## [Directions for this task]
Find the lines that hold the word "Gohar" and return them.

## [Input rows]
============

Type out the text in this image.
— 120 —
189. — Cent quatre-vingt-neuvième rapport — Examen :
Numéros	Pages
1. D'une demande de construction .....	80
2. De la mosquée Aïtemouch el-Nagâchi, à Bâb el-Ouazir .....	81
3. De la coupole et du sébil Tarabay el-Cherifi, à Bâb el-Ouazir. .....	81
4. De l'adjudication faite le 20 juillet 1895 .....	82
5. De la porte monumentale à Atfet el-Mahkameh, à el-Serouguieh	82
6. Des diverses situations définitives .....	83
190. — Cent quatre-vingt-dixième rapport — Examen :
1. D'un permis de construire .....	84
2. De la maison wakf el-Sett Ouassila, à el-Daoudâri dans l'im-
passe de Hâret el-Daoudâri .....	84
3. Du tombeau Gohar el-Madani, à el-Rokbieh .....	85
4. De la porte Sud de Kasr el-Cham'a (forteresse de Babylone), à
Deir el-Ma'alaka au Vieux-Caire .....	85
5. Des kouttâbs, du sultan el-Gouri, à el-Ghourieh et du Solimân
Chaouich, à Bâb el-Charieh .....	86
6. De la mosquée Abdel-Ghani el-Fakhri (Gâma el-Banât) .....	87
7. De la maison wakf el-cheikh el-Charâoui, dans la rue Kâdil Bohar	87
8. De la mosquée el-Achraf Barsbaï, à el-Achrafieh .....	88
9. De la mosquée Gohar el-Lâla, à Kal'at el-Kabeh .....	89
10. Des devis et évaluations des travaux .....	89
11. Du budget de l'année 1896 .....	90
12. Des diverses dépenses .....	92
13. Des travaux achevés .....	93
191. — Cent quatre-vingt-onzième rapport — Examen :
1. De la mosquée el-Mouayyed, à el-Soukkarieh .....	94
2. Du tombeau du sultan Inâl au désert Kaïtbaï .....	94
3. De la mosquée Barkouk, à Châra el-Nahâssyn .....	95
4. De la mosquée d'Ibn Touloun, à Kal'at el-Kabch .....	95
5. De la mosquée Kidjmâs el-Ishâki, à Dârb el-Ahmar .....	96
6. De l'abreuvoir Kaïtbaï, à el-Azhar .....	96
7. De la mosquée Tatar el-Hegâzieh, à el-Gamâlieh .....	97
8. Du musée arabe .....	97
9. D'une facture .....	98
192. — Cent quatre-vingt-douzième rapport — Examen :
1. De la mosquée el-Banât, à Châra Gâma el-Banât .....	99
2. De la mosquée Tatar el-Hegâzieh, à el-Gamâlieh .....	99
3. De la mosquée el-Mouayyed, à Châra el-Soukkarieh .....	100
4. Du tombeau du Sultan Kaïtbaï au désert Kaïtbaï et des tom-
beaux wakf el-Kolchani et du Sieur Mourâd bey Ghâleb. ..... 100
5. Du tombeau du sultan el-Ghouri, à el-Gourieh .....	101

============

## [Result below]
3. Du tombeau Gohar el-Madani, à el-Rokbieh .....	85
9. De la mosquée Gohar el-Lâla, à Kal'at el-Kabeh .....	89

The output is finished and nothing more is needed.